What the task asks: Identify all lines in the listing that include the word "Proposal", and copy them out.

───── Records for the task

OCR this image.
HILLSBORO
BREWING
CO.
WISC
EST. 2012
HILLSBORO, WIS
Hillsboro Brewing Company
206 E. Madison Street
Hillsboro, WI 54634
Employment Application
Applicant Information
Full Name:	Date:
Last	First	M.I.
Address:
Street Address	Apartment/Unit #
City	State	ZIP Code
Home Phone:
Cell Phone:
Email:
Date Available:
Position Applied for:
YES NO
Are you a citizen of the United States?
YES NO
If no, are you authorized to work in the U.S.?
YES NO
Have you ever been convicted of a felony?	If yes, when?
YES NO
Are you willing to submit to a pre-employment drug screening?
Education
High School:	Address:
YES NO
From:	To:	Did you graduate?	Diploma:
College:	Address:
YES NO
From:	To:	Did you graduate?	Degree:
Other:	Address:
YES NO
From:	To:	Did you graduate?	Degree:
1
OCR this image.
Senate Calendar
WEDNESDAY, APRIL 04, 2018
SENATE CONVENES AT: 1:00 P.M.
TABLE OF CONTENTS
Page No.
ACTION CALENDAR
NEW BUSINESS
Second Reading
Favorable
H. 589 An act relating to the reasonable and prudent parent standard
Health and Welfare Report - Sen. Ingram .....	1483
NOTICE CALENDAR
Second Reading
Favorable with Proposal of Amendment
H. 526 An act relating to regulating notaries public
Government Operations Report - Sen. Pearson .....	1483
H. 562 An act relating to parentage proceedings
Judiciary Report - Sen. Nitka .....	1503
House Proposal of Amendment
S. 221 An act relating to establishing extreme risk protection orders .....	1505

──────────

Written answer:
Favorable with Proposal of Amendment
House Proposal of Amendment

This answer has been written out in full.